====== Data shown

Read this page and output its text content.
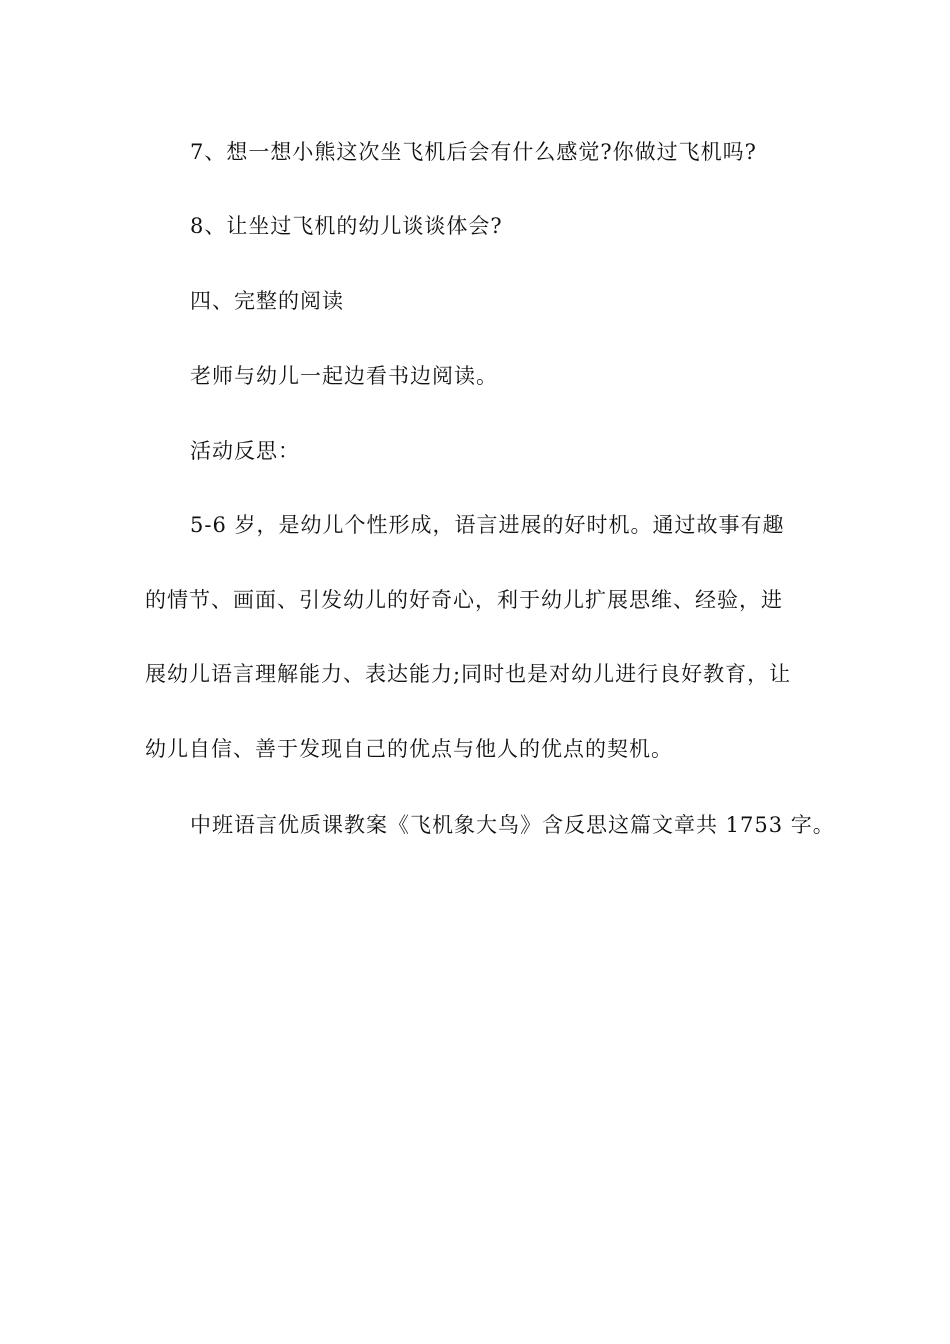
7、想一想小熊这次坐飞机后会有什么感觉?你做过飞机吗?
8、让坐过飞机的幼儿谈谈体会?
四、完整的阅读
老师与幼儿一起边看书边阅读。
活动反思：
5-6 岁，是幼儿个性形成，语言进展的好时机。通过故事有趣
的情节、画面、引发幼儿的好奇心，利于幼儿扩展思维、经验，进
展幼儿语言理解能力、表达能力;同时也是对幼儿进行良好教育，让
幼儿自信、善于发现自己的优点与他人的优点的契机。
中班语言优质课教案《飞机象大鸟》含反思这篇文章共 1753 字。
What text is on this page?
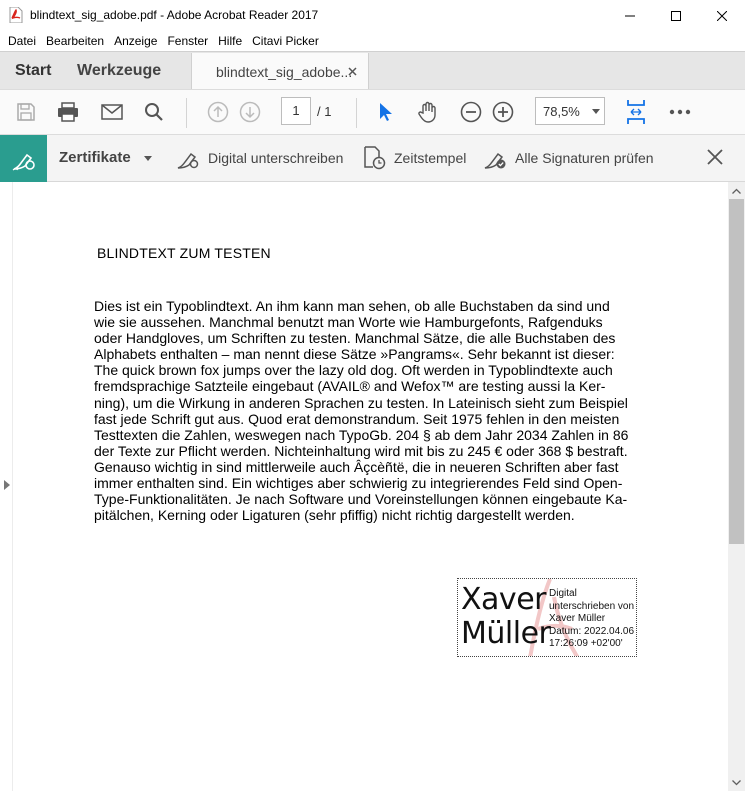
blindtext_sig_adobe.pdf - Adobe Acrobat Reader 2017
Datei Bearbeiten Anzeige Fenster Hilfe Citavi Picker
Start Werkzeuge	blindtext_sig_adobe...
1	/ 1	78,5%
Zertifikate	Digital unterschreiben	Zeitstempel	Alle Signaturen prüfen
BLINDTEXT ZUM TESTEN
Dies ist ein Typoblindtext. An ihm kann man sehen, ob alle Buchstaben da sind und
wie sie aussehen. Manchmal benutzt man Worte wie Hamburgefonts, Rafgenduks
oder Handgloves, um Schriften zu testen. Manchmal Sätze, die alle Buchstaben des
Alphabets enthalten – man nennt diese Sätze »Pangrams«. Sehr bekannt ist dieser:
The quick brown fox jumps over the lazy old dog. Oft werden in Typoblindtexte auch
fremdsprachige Satzteile eingebaut (AVAIL® and Wefox™ are testing aussi la Ker-
ning), um die Wirkung in anderen Sprachen zu testen. In Lateinisch sieht zum Beispiel
fast jede Schrift gut aus. Quod erat demonstrandum. Seit 1975 fehlen in den meisten
Testtexten die Zahlen, weswegen nach TypoGb. 204 § ab dem Jahr 2034 Zahlen in 86
der Texte zur Pflicht werden. Nichteinhaltung wird mit bis zu 245 € oder 368 $ bestraft.
Genauso wichtig in sind mittlerweile auch Âçcèñtë, die in neueren Schriften aber fast
immer enthalten sind. Ein wichtiges aber schwierig zu integrierendes Feld sind Open-
Type-Funktionalitäten. Je nach Software und Voreinstellungen können eingebaute Ka-
pitälchen, Kerning oder Ligaturen (sehr pfiffig) nicht richtig dargestellt werden.
Xaver
Müller
Digital
unterschrieben von
Xaver Müller
Datum: 2022.04.06
17:26:09 +02'00'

============

Exercise details: Every entry above needs to be retyped exactly; drop the pictures.

Solution to this problem:
Read this page and output its text content.
7、想一想小熊这次坐飞机后会有什么感觉?你做过飞机吗?
8、让坐过飞机的幼儿谈谈体会?
四、完整的阅读
老师与幼儿一起边看书边阅读。
活动反思：
5-6 岁，是幼儿个性形成，语言进展的好时机。通过故事有趣
的情节、画面、引发幼儿的好奇心，利于幼儿扩展思维、经验，进
展幼儿语言理解能力、表达能力;同时也是对幼儿进行良好教育，让
幼儿自信、善于发现自己的优点与他人的优点的契机。
中班语言优质课教案《飞机象大鸟》含反思这篇文章共 1753 字。
What text is on this page?
blindtext_sig_adobe.pdf - Adobe Acrobat Reader 2017
Datei Bearbeiten Anzeige Fenster Hilfe Citavi Picker
Start Werkzeuge	blindtext_sig_adobe...
1	/ 1	78,5%
Zertifikate	Digital unterschreiben	Zeitstempel	Alle Signaturen prüfen
BLINDTEXT ZUM TESTEN
Dies ist ein Typoblindtext. An ihm kann man sehen, ob alle Buchstaben da sind und
wie sie aussehen. Manchmal benutzt man Worte wie Hamburgefonts, Rafgenduks
oder Handgloves, um Schriften zu testen. Manchmal Sätze, die alle Buchstaben des
Alphabets enthalten – man nennt diese Sätze »Pangrams«. Sehr bekannt ist dieser:
The quick brown fox jumps over the lazy old dog. Oft werden in Typoblindtexte auch
fremdsprachige Satzteile eingebaut (AVAIL® and Wefox™ are testing aussi la Ker-
ning), um die Wirkung in anderen Sprachen zu testen. In Lateinisch sieht zum Beispiel
fast jede Schrift gut aus. Quod erat demonstrandum. Seit 1975 fehlen in den meisten
Testtexten die Zahlen, weswegen nach TypoGb. 204 § ab dem Jahr 2034 Zahlen in 86
der Texte zur Pflicht werden. Nichteinhaltung wird mit bis zu 245 € oder 368 $ bestraft.
Genauso wichtig in sind mittlerweile auch Âçcèñtë, die in neueren Schriften aber fast
immer enthalten sind. Ein wichtiges aber schwierig zu integrierendes Feld sind Open-
Type-Funktionalitäten. Je nach Software und Voreinstellungen können eingebaute Ka-
pitälchen, Kerning oder Ligaturen (sehr pfiffig) nicht richtig dargestellt werden.
Xaver
Müller
Digital
unterschrieben von
Xaver Müller
Datum: 2022.04.06
17:26:09 +02'00'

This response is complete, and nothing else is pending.